EXERCISE OBJECTIVE: Extract every line that includes the string "into".

— Begin DATASET EXCERPTS —

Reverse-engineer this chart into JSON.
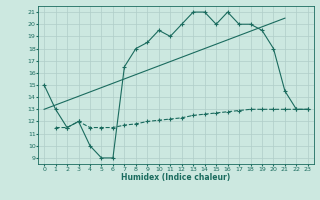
{
  "xlabel": "Humidex (Indice chaleur)",
  "xlim": [
    -0.5,
    23.5
  ],
  "ylim": [
    8.5,
    21.5
  ],
  "yticks": [
    9,
    10,
    11,
    12,
    13,
    14,
    15,
    16,
    17,
    18,
    19,
    20,
    21
  ],
  "xticks": [
    0,
    1,
    2,
    3,
    4,
    5,
    6,
    7,
    8,
    9,
    10,
    11,
    12,
    13,
    14,
    15,
    16,
    17,
    18,
    19,
    20,
    21,
    22,
    23
  ],
  "bg_color": "#cce8e0",
  "line_color": "#1a6b5e",
  "grid_color": "#b8d8d0",
  "line1_x": [
    0,
    1,
    2,
    3,
    4,
    5,
    6,
    7,
    8,
    9,
    10,
    11,
    12,
    13,
    14,
    15,
    16,
    17,
    18,
    19,
    20,
    21,
    22,
    23
  ],
  "line1_y": [
    15.0,
    13.0,
    11.5,
    12.0,
    10.0,
    9.0,
    9.0,
    16.5,
    18.0,
    18.5,
    19.5,
    19.0,
    20.0,
    21.0,
    21.0,
    20.0,
    21.0,
    20.0,
    20.0,
    19.5,
    18.0,
    14.5,
    13.0,
    13.0
  ],
  "line2_x": [
    1,
    2,
    3,
    4,
    5,
    6,
    7,
    8,
    9,
    10,
    11,
    12,
    13,
    14,
    15,
    16,
    17,
    18,
    19,
    20,
    21,
    22,
    23
  ],
  "line2_y": [
    11.5,
    11.5,
    12.0,
    11.5,
    11.5,
    11.5,
    11.7,
    11.8,
    12.0,
    12.1,
    12.2,
    12.3,
    12.5,
    12.6,
    12.7,
    12.8,
    12.9,
    13.0,
    13.0,
    13.0,
    13.0,
    13.0,
    13.0
  ],
  "line3_x": [
    0,
    21
  ],
  "line3_y": [
    13.0,
    20.5
  ]
}
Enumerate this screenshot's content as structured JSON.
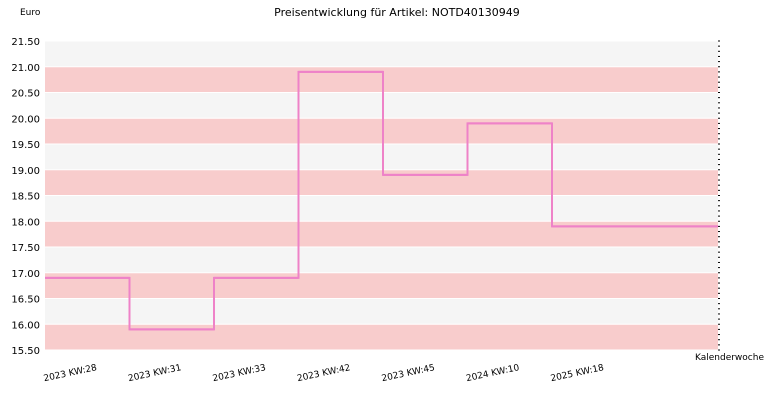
{
  "chart_data": {
    "type": "line",
    "title": "Preisentwicklung für Artikel: NOTD40130949",
    "ylabel": "Euro",
    "xlabel": "Kalenderwoche",
    "step": true,
    "ylim": [
      15.5,
      21.5
    ],
    "ytick_step": 0.5,
    "yticks": [
      "15.50",
      "16.00",
      "16.50",
      "17.00",
      "17.50",
      "18.00",
      "18.50",
      "19.00",
      "19.50",
      "20.00",
      "20.50",
      "21.00",
      "21.50"
    ],
    "categories": [
      "2023 KW:28",
      "2023 KW:31",
      "2023 KW:33",
      "2023 KW:42",
      "2023 KW:45",
      "2024 KW:10",
      "2025 KW:18"
    ],
    "series": [
      {
        "values": [
          16.9,
          15.9,
          16.9,
          20.9,
          18.9,
          19.9,
          17.9
        ]
      }
    ],
    "colors": {
      "line": "#ee82c8",
      "band_a": "#f8cccc",
      "band_b": "#f5f5f5",
      "grid": "#ffffff"
    },
    "grid": true
  }
}
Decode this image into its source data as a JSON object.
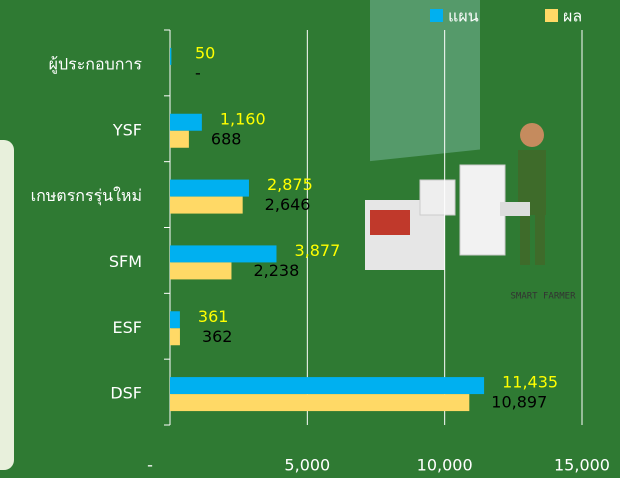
{
  "chart_data": {
    "type": "barh",
    "categories": [
      "ผู้ประกอบการ",
      "YSF",
      "เกษตรกรรุ่นใหม่",
      "SFM",
      "ESF",
      "DSF"
    ],
    "series": [
      {
        "name": "แผน",
        "color": "#00b0f0",
        "values": [
          50,
          1160,
          2875,
          3877,
          361,
          11435
        ],
        "value_labels": [
          "50",
          "1,160",
          "2,875",
          "3,877",
          "361",
          "11,435"
        ]
      },
      {
        "name": "ผล",
        "color": "#ffd966",
        "values": [
          0,
          688,
          2646,
          2238,
          362,
          10897
        ],
        "value_labels": [
          "-",
          "688",
          "2,646",
          "2,238",
          "362",
          "10,897"
        ]
      }
    ],
    "xlim": [
      0,
      15000
    ],
    "xticks": [
      {
        "value": 0,
        "label": "-"
      },
      {
        "value": 5000,
        "label": "5,000"
      },
      {
        "value": 10000,
        "label": "10,000"
      },
      {
        "value": 15000,
        "label": "15,000"
      }
    ],
    "grid": true,
    "legend": "top-right",
    "annotations": [
      "SMART FARMER"
    ]
  }
}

— End DATASET EXCERPTS —

EXERCISE ANSWER:
Reverse-engineer this chart into JSON.
Decode this image into its source data as a JSON object.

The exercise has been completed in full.